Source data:
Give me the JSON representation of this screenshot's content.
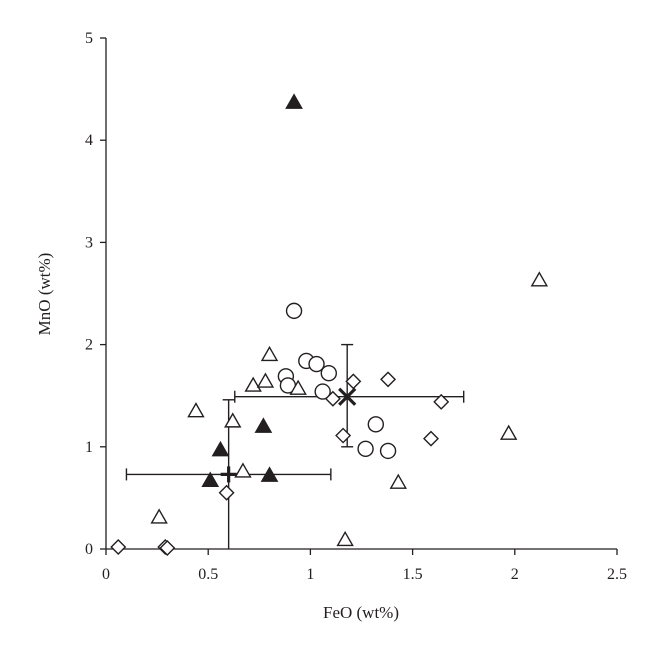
{
  "chart_data": {
    "type": "scatter",
    "title": "",
    "xlabel": "FeO (wt%)",
    "ylabel": "MnO (wt%)",
    "xlim": [
      0,
      2.5
    ],
    "ylim": [
      0,
      5
    ],
    "x_ticks": [
      0,
      0.5,
      1,
      1.5,
      2,
      2.5
    ],
    "x_tick_labels": [
      "0",
      "0.5",
      "1",
      "1.5",
      "2",
      "2.5"
    ],
    "y_ticks": [
      0,
      1,
      2,
      3,
      4,
      5
    ],
    "y_tick_labels": [
      "0",
      "1",
      "2",
      "3",
      "4",
      "5"
    ],
    "grid": false,
    "legend": "none",
    "series": [
      {
        "marker": "open-circle",
        "points": [
          [
            0.92,
            2.33
          ],
          [
            0.98,
            1.84
          ],
          [
            1.03,
            1.81
          ],
          [
            1.09,
            1.72
          ],
          [
            0.88,
            1.69
          ],
          [
            0.89,
            1.6
          ],
          [
            1.06,
            1.54
          ],
          [
            1.32,
            1.22
          ],
          [
            1.27,
            0.98
          ],
          [
            1.38,
            0.96
          ]
        ]
      },
      {
        "marker": "open-diamond",
        "points": [
          [
            0.06,
            0.02
          ],
          [
            0.29,
            0.02
          ],
          [
            0.3,
            0.01
          ],
          [
            0.59,
            0.55
          ],
          [
            1.11,
            1.47
          ],
          [
            1.21,
            1.64
          ],
          [
            1.38,
            1.66
          ],
          [
            1.64,
            1.44
          ],
          [
            1.16,
            1.11
          ],
          [
            1.59,
            1.08
          ]
        ]
      },
      {
        "marker": "open-triangle",
        "points": [
          [
            0.26,
            0.31
          ],
          [
            0.44,
            1.35
          ],
          [
            0.62,
            1.25
          ],
          [
            0.67,
            0.76
          ],
          [
            0.72,
            1.6
          ],
          [
            0.78,
            1.64
          ],
          [
            0.8,
            1.9
          ],
          [
            0.94,
            1.57
          ],
          [
            1.17,
            0.09
          ],
          [
            1.43,
            0.65
          ],
          [
            1.97,
            1.13
          ],
          [
            2.12,
            2.63
          ]
        ]
      },
      {
        "marker": "filled-triangle",
        "points": [
          [
            0.92,
            4.37
          ],
          [
            0.56,
            0.97
          ],
          [
            0.51,
            0.67
          ],
          [
            0.77,
            1.2
          ],
          [
            0.8,
            0.72
          ]
        ]
      }
    ],
    "summary_markers": [
      {
        "marker": "plus",
        "x": 0.6,
        "y": 0.73,
        "x_err": [
          0.1,
          1.1
        ],
        "y_err": [
          0,
          1.46
        ]
      },
      {
        "marker": "cross",
        "x": 1.18,
        "y": 1.49,
        "x_err": [
          0.63,
          1.75
        ],
        "y_err": [
          1.0,
          2.0
        ]
      }
    ],
    "colors": {
      "ink": "#231f20",
      "background": "#ffffff"
    }
  }
}
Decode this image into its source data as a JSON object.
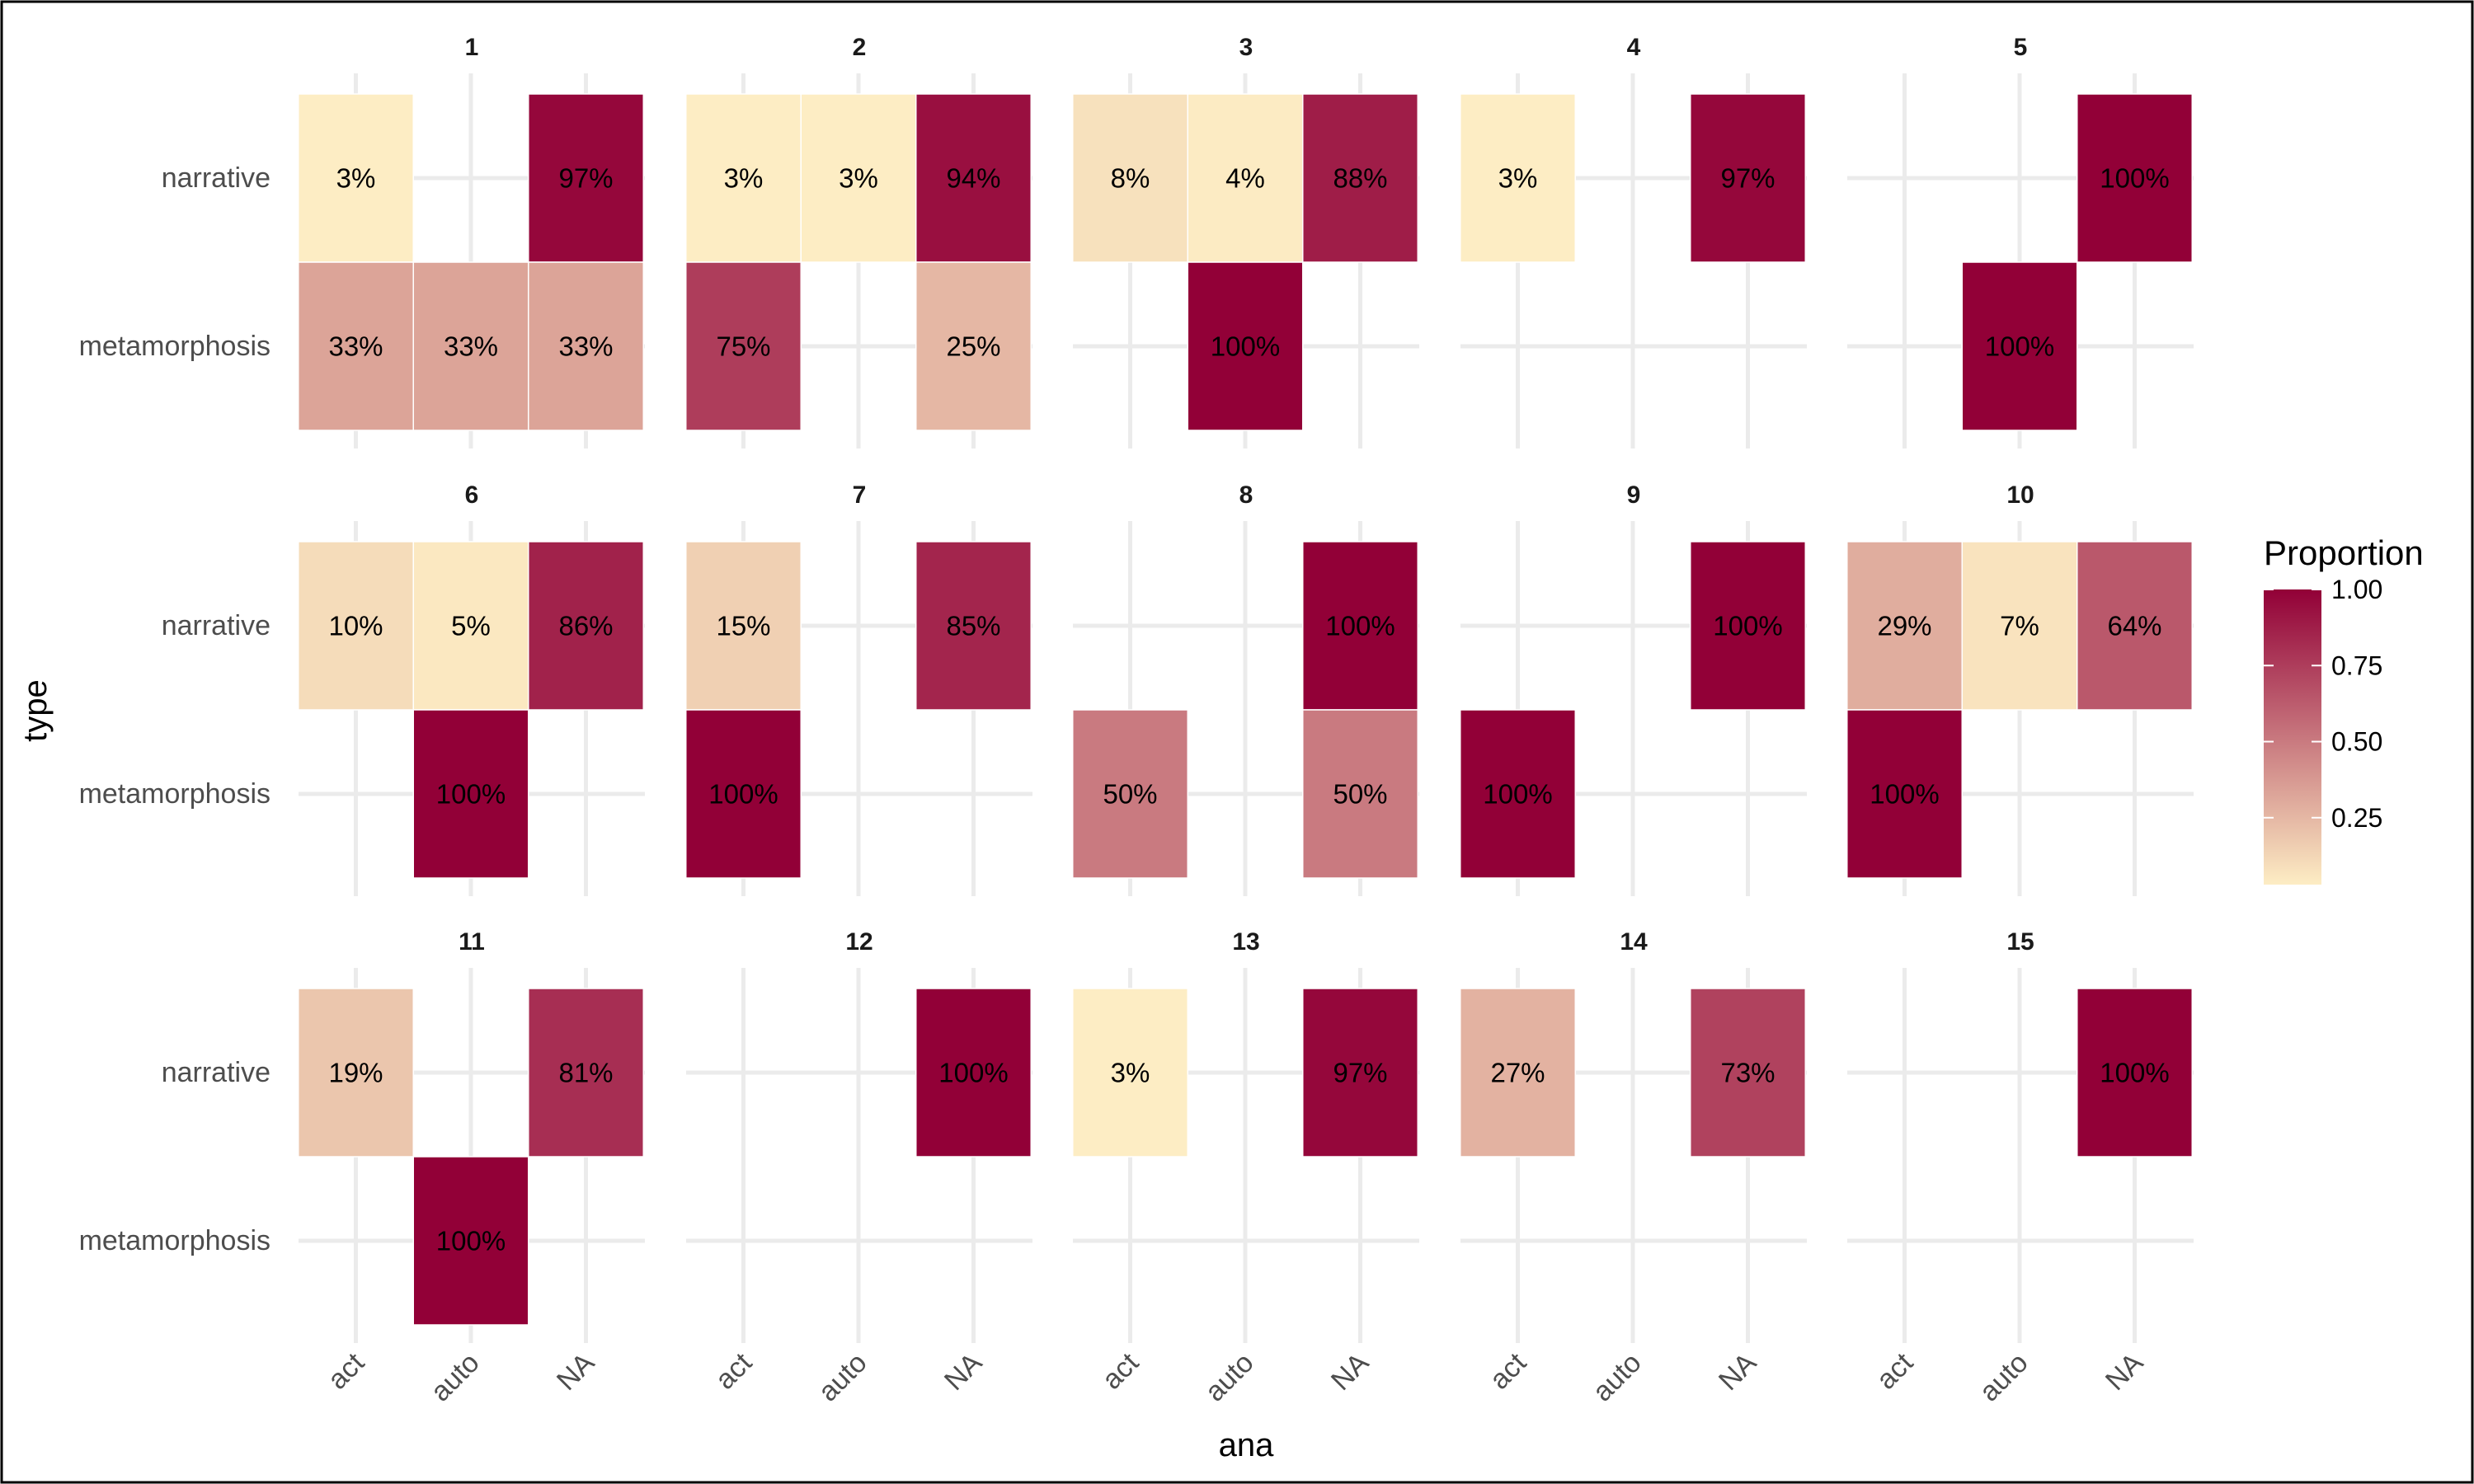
{
  "chart_data": {
    "type": "heatmap",
    "facet_variable": "facet",
    "facets": [
      "1",
      "2",
      "3",
      "4",
      "5",
      "6",
      "7",
      "8",
      "9",
      "10",
      "11",
      "12",
      "13",
      "14",
      "15"
    ],
    "x_categories": [
      "act",
      "auto",
      "NA"
    ],
    "y_categories": [
      "narrative",
      "metamorphosis"
    ],
    "xlabel": "ana",
    "ylabel": "type",
    "legend": {
      "title": "Proportion",
      "ticks": [
        "1.00",
        "0.75",
        "0.50",
        "0.25"
      ],
      "tick_values": [
        1.0,
        0.75,
        0.5,
        0.25
      ],
      "range": [
        0.03,
        1.0
      ],
      "low_color": "#fdedc4",
      "high_color": "#920037",
      "placement": "right"
    },
    "cells": [
      {
        "facet": "1",
        "x": "act",
        "y": "narrative",
        "value": 0.03,
        "label": "3%"
      },
      {
        "facet": "1",
        "x": "NA",
        "y": "narrative",
        "value": 0.97,
        "label": "97%"
      },
      {
        "facet": "1",
        "x": "act",
        "y": "metamorphosis",
        "value": 0.33,
        "label": "33%"
      },
      {
        "facet": "1",
        "x": "auto",
        "y": "metamorphosis",
        "value": 0.33,
        "label": "33%"
      },
      {
        "facet": "1",
        "x": "NA",
        "y": "metamorphosis",
        "value": 0.33,
        "label": "33%"
      },
      {
        "facet": "2",
        "x": "act",
        "y": "narrative",
        "value": 0.03,
        "label": "3%"
      },
      {
        "facet": "2",
        "x": "auto",
        "y": "narrative",
        "value": 0.03,
        "label": "3%"
      },
      {
        "facet": "2",
        "x": "NA",
        "y": "narrative",
        "value": 0.94,
        "label": "94%"
      },
      {
        "facet": "2",
        "x": "act",
        "y": "metamorphosis",
        "value": 0.75,
        "label": "75%"
      },
      {
        "facet": "2",
        "x": "NA",
        "y": "metamorphosis",
        "value": 0.25,
        "label": "25%"
      },
      {
        "facet": "3",
        "x": "act",
        "y": "narrative",
        "value": 0.08,
        "label": "8%"
      },
      {
        "facet": "3",
        "x": "auto",
        "y": "narrative",
        "value": 0.04,
        "label": "4%"
      },
      {
        "facet": "3",
        "x": "NA",
        "y": "narrative",
        "value": 0.88,
        "label": "88%"
      },
      {
        "facet": "3",
        "x": "auto",
        "y": "metamorphosis",
        "value": 1.0,
        "label": "100%"
      },
      {
        "facet": "4",
        "x": "act",
        "y": "narrative",
        "value": 0.03,
        "label": "3%"
      },
      {
        "facet": "4",
        "x": "NA",
        "y": "narrative",
        "value": 0.97,
        "label": "97%"
      },
      {
        "facet": "5",
        "x": "NA",
        "y": "narrative",
        "value": 1.0,
        "label": "100%"
      },
      {
        "facet": "5",
        "x": "auto",
        "y": "metamorphosis",
        "value": 1.0,
        "label": "100%"
      },
      {
        "facet": "6",
        "x": "act",
        "y": "narrative",
        "value": 0.1,
        "label": "10%"
      },
      {
        "facet": "6",
        "x": "auto",
        "y": "narrative",
        "value": 0.05,
        "label": "5%"
      },
      {
        "facet": "6",
        "x": "NA",
        "y": "narrative",
        "value": 0.86,
        "label": "86%"
      },
      {
        "facet": "6",
        "x": "auto",
        "y": "metamorphosis",
        "value": 1.0,
        "label": "100%"
      },
      {
        "facet": "7",
        "x": "act",
        "y": "narrative",
        "value": 0.15,
        "label": "15%"
      },
      {
        "facet": "7",
        "x": "NA",
        "y": "narrative",
        "value": 0.85,
        "label": "85%"
      },
      {
        "facet": "7",
        "x": "act",
        "y": "metamorphosis",
        "value": 1.0,
        "label": "100%"
      },
      {
        "facet": "8",
        "x": "NA",
        "y": "narrative",
        "value": 1.0,
        "label": "100%"
      },
      {
        "facet": "8",
        "x": "act",
        "y": "metamorphosis",
        "value": 0.5,
        "label": "50%"
      },
      {
        "facet": "8",
        "x": "NA",
        "y": "metamorphosis",
        "value": 0.5,
        "label": "50%"
      },
      {
        "facet": "9",
        "x": "NA",
        "y": "narrative",
        "value": 1.0,
        "label": "100%"
      },
      {
        "facet": "9",
        "x": "act",
        "y": "metamorphosis",
        "value": 1.0,
        "label": "100%"
      },
      {
        "facet": "10",
        "x": "act",
        "y": "narrative",
        "value": 0.29,
        "label": "29%"
      },
      {
        "facet": "10",
        "x": "auto",
        "y": "narrative",
        "value": 0.07,
        "label": "7%"
      },
      {
        "facet": "10",
        "x": "NA",
        "y": "narrative",
        "value": 0.64,
        "label": "64%"
      },
      {
        "facet": "10",
        "x": "act",
        "y": "metamorphosis",
        "value": 1.0,
        "label": "100%"
      },
      {
        "facet": "11",
        "x": "act",
        "y": "narrative",
        "value": 0.19,
        "label": "19%"
      },
      {
        "facet": "11",
        "x": "NA",
        "y": "narrative",
        "value": 0.81,
        "label": "81%"
      },
      {
        "facet": "11",
        "x": "auto",
        "y": "metamorphosis",
        "value": 1.0,
        "label": "100%"
      },
      {
        "facet": "12",
        "x": "NA",
        "y": "narrative",
        "value": 1.0,
        "label": "100%"
      },
      {
        "facet": "13",
        "x": "act",
        "y": "narrative",
        "value": 0.03,
        "label": "3%"
      },
      {
        "facet": "13",
        "x": "NA",
        "y": "narrative",
        "value": 0.97,
        "label": "97%"
      },
      {
        "facet": "14",
        "x": "act",
        "y": "narrative",
        "value": 0.27,
        "label": "27%"
      },
      {
        "facet": "14",
        "x": "NA",
        "y": "narrative",
        "value": 0.73,
        "label": "73%"
      },
      {
        "facet": "15",
        "x": "NA",
        "y": "narrative",
        "value": 1.0,
        "label": "100%"
      }
    ],
    "grid": true
  }
}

» **WHAT THE EXERCISE ASKS**:
Where a line above includes "this", copy that line.

» **PROBLEM SOLUTION**:
Give me the JSON representation of this screenshot's content.
Decode this image into its source data as a JSON object.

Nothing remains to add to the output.